(Part of a data file)
★ ★ ★
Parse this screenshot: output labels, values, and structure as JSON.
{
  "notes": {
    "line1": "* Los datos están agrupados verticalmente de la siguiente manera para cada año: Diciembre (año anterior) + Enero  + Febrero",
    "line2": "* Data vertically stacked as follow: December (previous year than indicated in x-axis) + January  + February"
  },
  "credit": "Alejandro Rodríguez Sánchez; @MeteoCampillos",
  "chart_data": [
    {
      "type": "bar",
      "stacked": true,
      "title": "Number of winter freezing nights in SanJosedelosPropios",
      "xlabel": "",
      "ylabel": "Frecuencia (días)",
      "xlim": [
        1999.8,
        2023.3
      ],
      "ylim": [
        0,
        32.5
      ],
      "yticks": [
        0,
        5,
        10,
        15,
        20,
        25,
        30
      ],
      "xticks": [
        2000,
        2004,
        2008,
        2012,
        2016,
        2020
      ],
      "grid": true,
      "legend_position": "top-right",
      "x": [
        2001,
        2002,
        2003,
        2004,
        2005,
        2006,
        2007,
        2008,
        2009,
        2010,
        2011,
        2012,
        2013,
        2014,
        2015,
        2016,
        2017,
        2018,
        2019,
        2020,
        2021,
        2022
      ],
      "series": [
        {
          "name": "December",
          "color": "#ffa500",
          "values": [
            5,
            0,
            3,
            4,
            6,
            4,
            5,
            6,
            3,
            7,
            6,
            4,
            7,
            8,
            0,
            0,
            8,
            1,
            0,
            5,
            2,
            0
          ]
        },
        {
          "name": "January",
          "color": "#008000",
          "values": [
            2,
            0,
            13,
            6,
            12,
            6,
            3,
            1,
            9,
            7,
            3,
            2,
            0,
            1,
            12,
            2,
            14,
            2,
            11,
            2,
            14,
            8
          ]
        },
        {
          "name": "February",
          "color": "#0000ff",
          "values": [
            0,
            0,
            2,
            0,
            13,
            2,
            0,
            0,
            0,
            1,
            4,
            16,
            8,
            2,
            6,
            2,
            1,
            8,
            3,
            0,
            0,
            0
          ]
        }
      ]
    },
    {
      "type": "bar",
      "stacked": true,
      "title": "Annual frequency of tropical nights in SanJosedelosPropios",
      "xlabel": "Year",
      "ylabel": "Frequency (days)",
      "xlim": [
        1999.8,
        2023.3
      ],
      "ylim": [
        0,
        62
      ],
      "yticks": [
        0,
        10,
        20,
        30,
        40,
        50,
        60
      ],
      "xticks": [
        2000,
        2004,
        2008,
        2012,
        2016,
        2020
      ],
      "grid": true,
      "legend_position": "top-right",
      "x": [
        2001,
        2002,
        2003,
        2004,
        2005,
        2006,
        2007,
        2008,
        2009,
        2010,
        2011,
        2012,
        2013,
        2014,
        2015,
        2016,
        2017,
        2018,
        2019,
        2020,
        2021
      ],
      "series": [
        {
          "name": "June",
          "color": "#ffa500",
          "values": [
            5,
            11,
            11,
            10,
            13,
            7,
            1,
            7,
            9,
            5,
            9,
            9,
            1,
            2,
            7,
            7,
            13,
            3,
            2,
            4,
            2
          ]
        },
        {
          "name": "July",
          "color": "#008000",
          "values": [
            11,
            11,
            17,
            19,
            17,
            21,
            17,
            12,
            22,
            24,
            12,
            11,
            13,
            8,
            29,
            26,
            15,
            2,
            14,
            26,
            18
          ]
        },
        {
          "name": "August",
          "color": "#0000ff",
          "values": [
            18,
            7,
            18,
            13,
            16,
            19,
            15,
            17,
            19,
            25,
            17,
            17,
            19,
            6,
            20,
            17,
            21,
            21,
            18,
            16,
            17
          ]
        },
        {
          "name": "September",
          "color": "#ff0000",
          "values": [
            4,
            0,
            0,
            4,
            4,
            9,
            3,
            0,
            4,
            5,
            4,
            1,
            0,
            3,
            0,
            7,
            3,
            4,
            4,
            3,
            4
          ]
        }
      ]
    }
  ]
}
★ ★ ★
**Goal of the exercise**
Produce an exact copy of the whole listing.

**Task output**
Parse this screenshot: output labels, values, and structure as JSON.
{
  "notes": {
    "line1": "* Los datos están agrupados verticalmente de la siguiente manera para cada año: Diciembre (año anterior) + Enero  + Febrero",
    "line2": "* Data vertically stacked as follow: December (previous year than indicated in x-axis) + January  + February"
  },
  "credit": "Alejandro Rodríguez Sánchez; @MeteoCampillos",
  "chart_data": [
    {
      "type": "bar",
      "stacked": true,
      "title": "Number of winter freezing nights in SanJosedelosPropios",
      "xlabel": "",
      "ylabel": "Frecuencia (días)",
      "xlim": [
        1999.8,
        2023.3
      ],
      "ylim": [
        0,
        32.5
      ],
      "yticks": [
        0,
        5,
        10,
        15,
        20,
        25,
        30
      ],
      "xticks": [
        2000,
        2004,
        2008,
        2012,
        2016,
        2020
      ],
      "grid": true,
      "legend_position": "top-right",
      "x": [
        2001,
        2002,
        2003,
        2004,
        2005,
        2006,
        2007,
        2008,
        2009,
        2010,
        2011,
        2012,
        2013,
        2014,
        2015,
        2016,
        2017,
        2018,
        2019,
        2020,
        2021,
        2022
      ],
      "series": [
        {
          "name": "December",
          "color": "#ffa500",
          "values": [
            5,
            0,
            3,
            4,
            6,
            4,
            5,
            6,
            3,
            7,
            6,
            4,
            7,
            8,
            0,
            0,
            8,
            1,
            0,
            5,
            2,
            0
          ]
        },
        {
          "name": "January",
          "color": "#008000",
          "values": [
            2,
            0,
            13,
            6,
            12,
            6,
            3,
            1,
            9,
            7,
            3,
            2,
            0,
            1,
            12,
            2,
            14,
            2,
            11,
            2,
            14,
            8
          ]
        },
        {
          "name": "February",
          "color": "#0000ff",
          "values": [
            0,
            0,
            2,
            0,
            13,
            2,
            0,
            0,
            0,
            1,
            4,
            16,
            8,
            2,
            6,
            2,
            1,
            8,
            3,
            0,
            0,
            0
          ]
        }
      ]
    },
    {
      "type": "bar",
      "stacked": true,
      "title": "Annual frequency of tropical nights in SanJosedelosPropios",
      "xlabel": "Year",
      "ylabel": "Frequency (days)",
      "xlim": [
        1999.8,
        2023.3
      ],
      "ylim": [
        0,
        62
      ],
      "yticks": [
        0,
        10,
        20,
        30,
        40,
        50,
        60
      ],
      "xticks": [
        2000,
        2004,
        2008,
        2012,
        2016,
        2020
      ],
      "grid": true,
      "legend_position": "top-right",
      "x": [
        2001,
        2002,
        2003,
        2004,
        2005,
        2006,
        2007,
        2008,
        2009,
        2010,
        2011,
        2012,
        2013,
        2014,
        2015,
        2016,
        2017,
        2018,
        2019,
        2020,
        2021
      ],
      "series": [
        {
          "name": "June",
          "color": "#ffa500",
          "values": [
            5,
            11,
            11,
            10,
            13,
            7,
            1,
            7,
            9,
            5,
            9,
            9,
            1,
            2,
            7,
            7,
            13,
            3,
            2,
            4,
            2
          ]
        },
        {
          "name": "July",
          "color": "#008000",
          "values": [
            11,
            11,
            17,
            19,
            17,
            21,
            17,
            12,
            22,
            24,
            12,
            11,
            13,
            8,
            29,
            26,
            15,
            2,
            14,
            26,
            18
          ]
        },
        {
          "name": "August",
          "color": "#0000ff",
          "values": [
            18,
            7,
            18,
            13,
            16,
            19,
            15,
            17,
            19,
            25,
            17,
            17,
            19,
            6,
            20,
            17,
            21,
            21,
            18,
            16,
            17
          ]
        },
        {
          "name": "September",
          "color": "#ff0000",
          "values": [
            4,
            0,
            0,
            4,
            4,
            9,
            3,
            0,
            4,
            5,
            4,
            1,
            0,
            3,
            0,
            7,
            3,
            4,
            4,
            3,
            4
          ]
        }
      ]
    }
  ]
}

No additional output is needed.